Dataset rows
--- Start ---
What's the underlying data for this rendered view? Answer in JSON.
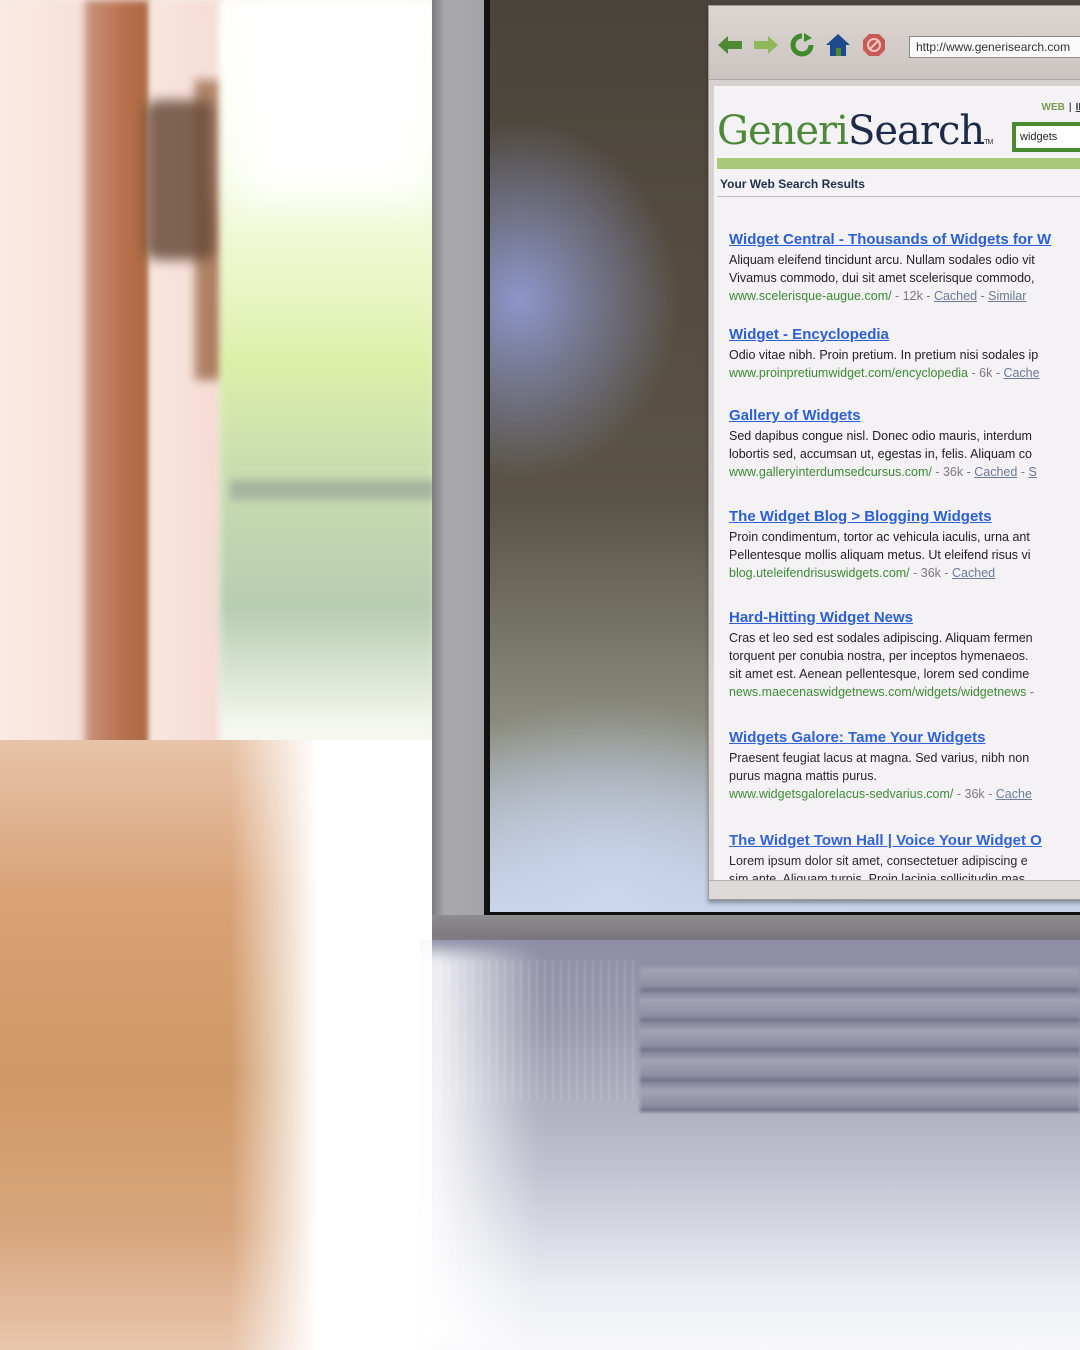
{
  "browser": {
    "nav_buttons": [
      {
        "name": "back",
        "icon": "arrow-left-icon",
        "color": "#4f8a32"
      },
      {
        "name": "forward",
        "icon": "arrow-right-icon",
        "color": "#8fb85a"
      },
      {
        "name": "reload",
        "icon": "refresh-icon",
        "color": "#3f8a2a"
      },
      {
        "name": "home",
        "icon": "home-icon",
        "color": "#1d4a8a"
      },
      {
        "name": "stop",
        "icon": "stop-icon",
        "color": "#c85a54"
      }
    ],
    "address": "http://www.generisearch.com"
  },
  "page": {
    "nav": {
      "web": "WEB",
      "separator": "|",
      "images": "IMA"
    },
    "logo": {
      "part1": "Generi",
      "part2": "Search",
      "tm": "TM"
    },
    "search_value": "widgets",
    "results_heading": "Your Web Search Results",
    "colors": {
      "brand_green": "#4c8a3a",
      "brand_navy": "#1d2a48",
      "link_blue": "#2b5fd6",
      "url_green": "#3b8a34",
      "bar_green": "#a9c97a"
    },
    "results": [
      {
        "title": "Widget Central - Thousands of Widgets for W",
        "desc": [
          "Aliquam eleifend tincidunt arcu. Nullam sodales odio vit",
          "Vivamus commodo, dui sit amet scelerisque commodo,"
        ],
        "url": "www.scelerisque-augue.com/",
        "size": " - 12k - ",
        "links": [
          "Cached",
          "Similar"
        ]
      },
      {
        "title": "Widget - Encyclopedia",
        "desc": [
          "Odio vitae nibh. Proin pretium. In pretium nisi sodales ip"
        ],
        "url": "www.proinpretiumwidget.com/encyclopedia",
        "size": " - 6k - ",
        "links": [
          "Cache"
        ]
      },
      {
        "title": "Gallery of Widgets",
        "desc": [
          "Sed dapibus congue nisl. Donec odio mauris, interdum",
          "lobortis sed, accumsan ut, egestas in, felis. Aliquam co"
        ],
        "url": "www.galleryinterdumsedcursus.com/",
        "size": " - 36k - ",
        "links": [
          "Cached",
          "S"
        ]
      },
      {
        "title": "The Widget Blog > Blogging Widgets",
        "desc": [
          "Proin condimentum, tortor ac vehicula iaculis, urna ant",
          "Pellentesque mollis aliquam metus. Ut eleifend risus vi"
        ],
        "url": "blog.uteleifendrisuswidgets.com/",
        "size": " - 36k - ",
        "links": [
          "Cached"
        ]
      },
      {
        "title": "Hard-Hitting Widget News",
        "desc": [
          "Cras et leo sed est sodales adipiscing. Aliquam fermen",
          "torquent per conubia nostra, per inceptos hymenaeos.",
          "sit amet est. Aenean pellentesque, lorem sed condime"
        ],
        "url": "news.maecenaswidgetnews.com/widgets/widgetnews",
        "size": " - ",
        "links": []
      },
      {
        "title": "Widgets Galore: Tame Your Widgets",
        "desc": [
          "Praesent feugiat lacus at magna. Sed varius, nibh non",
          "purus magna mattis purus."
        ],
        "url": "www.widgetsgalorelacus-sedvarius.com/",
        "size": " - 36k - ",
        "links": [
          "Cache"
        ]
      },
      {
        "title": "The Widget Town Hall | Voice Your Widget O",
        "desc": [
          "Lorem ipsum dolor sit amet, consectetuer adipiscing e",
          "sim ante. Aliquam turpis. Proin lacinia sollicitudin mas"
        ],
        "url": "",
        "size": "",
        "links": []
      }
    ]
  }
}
--- End ---
--- Start ---
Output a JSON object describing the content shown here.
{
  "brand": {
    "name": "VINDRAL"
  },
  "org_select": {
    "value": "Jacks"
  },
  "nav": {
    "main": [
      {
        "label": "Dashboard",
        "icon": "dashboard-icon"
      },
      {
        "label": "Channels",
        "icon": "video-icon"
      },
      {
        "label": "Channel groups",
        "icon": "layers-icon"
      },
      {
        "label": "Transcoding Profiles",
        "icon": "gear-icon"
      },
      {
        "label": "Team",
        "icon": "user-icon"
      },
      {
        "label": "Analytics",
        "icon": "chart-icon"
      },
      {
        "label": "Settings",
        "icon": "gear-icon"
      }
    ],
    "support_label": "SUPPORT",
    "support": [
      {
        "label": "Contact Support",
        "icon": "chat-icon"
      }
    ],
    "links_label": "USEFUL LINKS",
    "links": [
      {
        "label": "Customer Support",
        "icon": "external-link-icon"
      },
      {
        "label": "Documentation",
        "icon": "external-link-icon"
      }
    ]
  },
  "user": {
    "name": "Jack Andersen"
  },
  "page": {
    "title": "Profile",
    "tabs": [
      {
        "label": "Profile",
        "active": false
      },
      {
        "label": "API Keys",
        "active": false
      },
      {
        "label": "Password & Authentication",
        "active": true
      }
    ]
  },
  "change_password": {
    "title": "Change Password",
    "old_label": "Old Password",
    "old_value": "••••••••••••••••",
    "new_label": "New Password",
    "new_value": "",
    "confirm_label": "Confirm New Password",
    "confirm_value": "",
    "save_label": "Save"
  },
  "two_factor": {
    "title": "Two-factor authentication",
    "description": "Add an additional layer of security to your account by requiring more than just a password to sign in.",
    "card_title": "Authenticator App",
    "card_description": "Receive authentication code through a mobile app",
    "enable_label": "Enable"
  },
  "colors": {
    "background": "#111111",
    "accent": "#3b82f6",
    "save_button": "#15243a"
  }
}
--- End ---
--- Start ---
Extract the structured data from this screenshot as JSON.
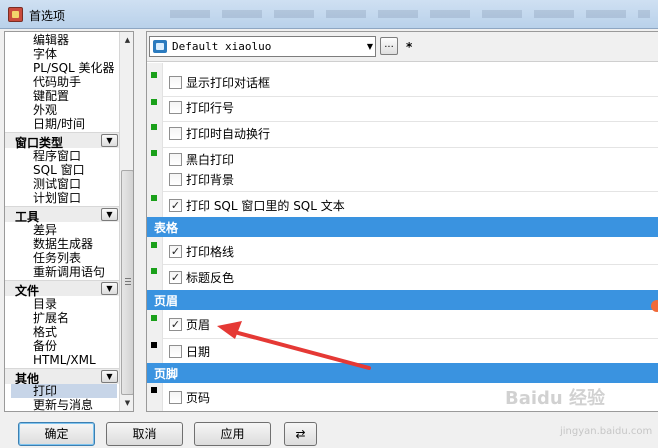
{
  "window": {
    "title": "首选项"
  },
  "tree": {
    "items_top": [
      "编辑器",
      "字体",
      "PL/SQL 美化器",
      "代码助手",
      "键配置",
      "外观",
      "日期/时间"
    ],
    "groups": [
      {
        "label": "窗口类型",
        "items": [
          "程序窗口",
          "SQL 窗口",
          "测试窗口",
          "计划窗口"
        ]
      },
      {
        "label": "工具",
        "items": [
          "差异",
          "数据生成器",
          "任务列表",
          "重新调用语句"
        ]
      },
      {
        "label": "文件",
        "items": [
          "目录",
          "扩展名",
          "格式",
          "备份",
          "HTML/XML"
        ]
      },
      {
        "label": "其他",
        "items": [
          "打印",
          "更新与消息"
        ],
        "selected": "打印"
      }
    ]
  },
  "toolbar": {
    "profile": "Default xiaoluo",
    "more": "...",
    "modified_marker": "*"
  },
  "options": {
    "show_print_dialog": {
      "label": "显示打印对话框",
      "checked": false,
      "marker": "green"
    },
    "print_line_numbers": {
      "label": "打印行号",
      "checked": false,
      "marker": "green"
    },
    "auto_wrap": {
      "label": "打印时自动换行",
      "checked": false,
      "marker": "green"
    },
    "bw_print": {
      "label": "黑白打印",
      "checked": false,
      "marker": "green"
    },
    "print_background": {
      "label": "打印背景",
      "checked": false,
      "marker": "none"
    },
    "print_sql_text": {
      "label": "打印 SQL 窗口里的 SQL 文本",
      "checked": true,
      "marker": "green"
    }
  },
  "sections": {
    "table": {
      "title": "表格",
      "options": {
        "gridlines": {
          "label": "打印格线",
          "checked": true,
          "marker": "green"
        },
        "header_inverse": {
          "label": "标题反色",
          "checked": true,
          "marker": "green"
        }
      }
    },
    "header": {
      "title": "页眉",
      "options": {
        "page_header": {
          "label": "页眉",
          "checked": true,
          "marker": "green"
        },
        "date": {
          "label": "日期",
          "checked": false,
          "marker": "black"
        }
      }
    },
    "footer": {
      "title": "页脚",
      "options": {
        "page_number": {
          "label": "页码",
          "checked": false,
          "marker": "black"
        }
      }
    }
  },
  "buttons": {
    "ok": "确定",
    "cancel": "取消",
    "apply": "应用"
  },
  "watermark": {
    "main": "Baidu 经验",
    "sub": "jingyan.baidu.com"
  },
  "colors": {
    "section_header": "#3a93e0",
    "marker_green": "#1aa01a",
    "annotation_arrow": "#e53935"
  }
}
--- End ---
Each line that holds the string "JSON" counts once; give the total and nothing else.

3